**TRECHO FORNECIDO**
PC54- Os professores ainda sentem dificuldades e falta de segurança com relação a vários aspectos da progressão.

De acordo com as manifestações mencionadas, existem muitos problemas que foram

gerados a partir da implantação da progressão continuada. Segundo esses relatos os

professores que se posicionam contrariamente a progressão continuada o fazem por vários

motivos. Um motivo explicitado pelos professores coordenadores foi o modo de implantação

da progressão continuada, de forma impositiva pela Secretaria de Educação, sem orientação e

discussão prévia com o professorado, gerando incompreensão e resistência à medida adotada.

Essa situação, mencionada pelos professores coordenadores, foi identificada em várias

pesquisas feitas sobre o tema, como mencionadas no capítulo anterior. Seguem-se

depoimentos dos professores coordenadores sobre este ponto:

Desde a implantação da progressão continuada, desconheço momentos ou encontros com a comunidade escolar para pontuar seus benefícios, principalmente no item avaliação, no qual particularmente acredito ser valioso, pois se rompeu a barreira da discriminação da repetência. (PC36)

**DESCRIÇÃO DA TAREFA**
Reproduza fielmente a passagem do trecho sobre a progressão continuada que começa nas palavras "professores que se" e termina logo após as palavras "à medida adotada.". As linhas apresentadas adiante provêm de uma fonte distinta.

**SEÇÃO DE DADOS**

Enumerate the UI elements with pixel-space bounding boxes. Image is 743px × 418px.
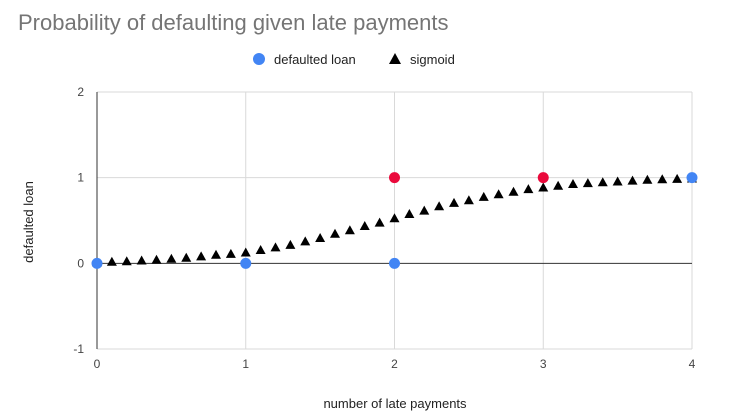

**SOLUÇÃO COMPLETA**
professores que se posicionam contrariamente a progressão continuada o fazem por vários

motivos. Um motivo explicitado pelos professores coordenadores foi o modo de implantação

da progressão continuada, de forma impositiva pela Secretaria de Educação, sem orientação e

discussão prévia com o professorado, gerando incompreensão e resistência à medida adotada.